Extracted text:
══════
Alongside Git

Stockroom is built to use alongside git. This tutorial will guide you through a typical git workflow that uses stockroom to - Store data - Use that data to train a network in PyTorch - Version the model as we go - Tag the hyper parameters in different experiments

For this tutorial, we use a pretrained PyTorch network to classify cats and dogs. We have divided the whole tutorial into 7 stages. 1. Setup the repository 2. Download some data and store it in stockroom 3. Train the network and save the model + hyper parameters 4. Fine tune the hyper parameters

1. Setup the repository

In a typical software development project, we’ll have a git repository ready. Let’s make that first.

Initialize git

[1]:
!git init
Initialized empty Git repository in /home/hhsecond/mypro/stockroom/examples/.git/

Initialize stock

We need to initialize stock repository at the same location. A stock initialization is essentially a hangar initialization (if hangar repo doesn’t exist at the given location) and creating head.stock file

[2]:
!stock init --name sherin --email a@b.c
Hangar Repo initialized at: /home/hhsecond/mypro/stockroom/examples/.hangar
Stock file created

Initial git commit

Now we need to make the first commit. Remember, we use this notebook for controlling this workflow tutorial. Versioning the notebook might not be a good idea in this case since each checkout will change the status of our notebook which hinder us from moving forward. But in a typical project workflow you require you to version everything

[3]:
!git status
On branch master

No commits yet

Untracked files:
  (use "git add <file>..." to include in what will be committed)

        .gitignore
        .ipynb_checkpoints/
        head.stock
        requirements.txt
        with-git.ipynb

nothing added to commit but untracked files present (use "git add" to track)
[4]:
!echo "\ndownloads" > .gitignore
!git add .gitignore head.stock
!git commit -m 'initialized repo'
[master (root-commit) bfe72a8] initialized repo
 2 files changed, 2 insertions(+)
 create mode 100644 .gitignore
 create mode 100644 head.stock

2. Download & Store Data

For this tutorial, as most of the tutorials, we’ll build a fully connected network to predict hand written digits from MNIST dataset.
══════
Recorded data:
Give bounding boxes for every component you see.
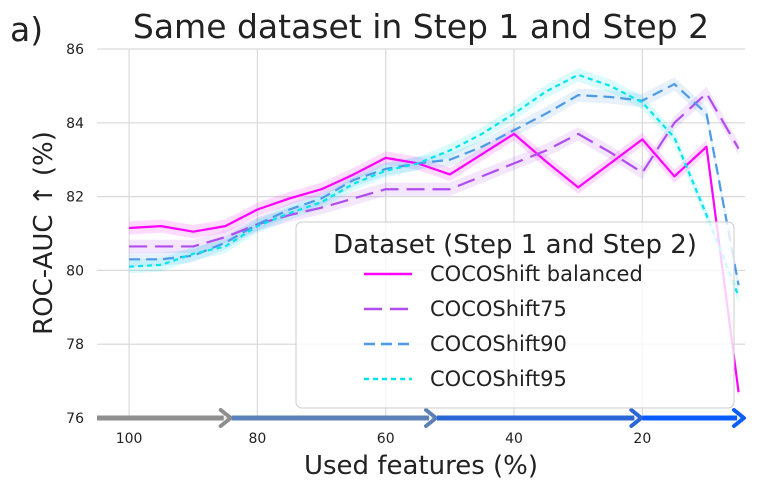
══════
Set problem 1:
Answer these from the stockroom tutorial, one line each:
(a) Besides a hangar initialization, what file does a stock initialization create?
(b) Which two files are staged with git add before the first commit?
(c) What commit message is used for that first commit?
Set problem 2: List every untracked file or directory that git status reports in the stockroom tutorial before the first commit.
Set problem 3: According to the stockroom tutorial, why is the notebook itself not versioned in this workflow? Answer in one to three sentences.

Finished answer 1:
(a) head.stock
(b) .gitignore and head.stock
(c) initialized repo

Finished answer 2:
.gitignore
.ipynb_checkpoints/
head.stock
requirements.txt
with-git.ipynb

Finished answer 3: The notebook controls the tutorial workflow, so each checkout would change the notebook's state and keep the tutorial from moving forward. The tutorial notes that in a typical project, everything should be versioned.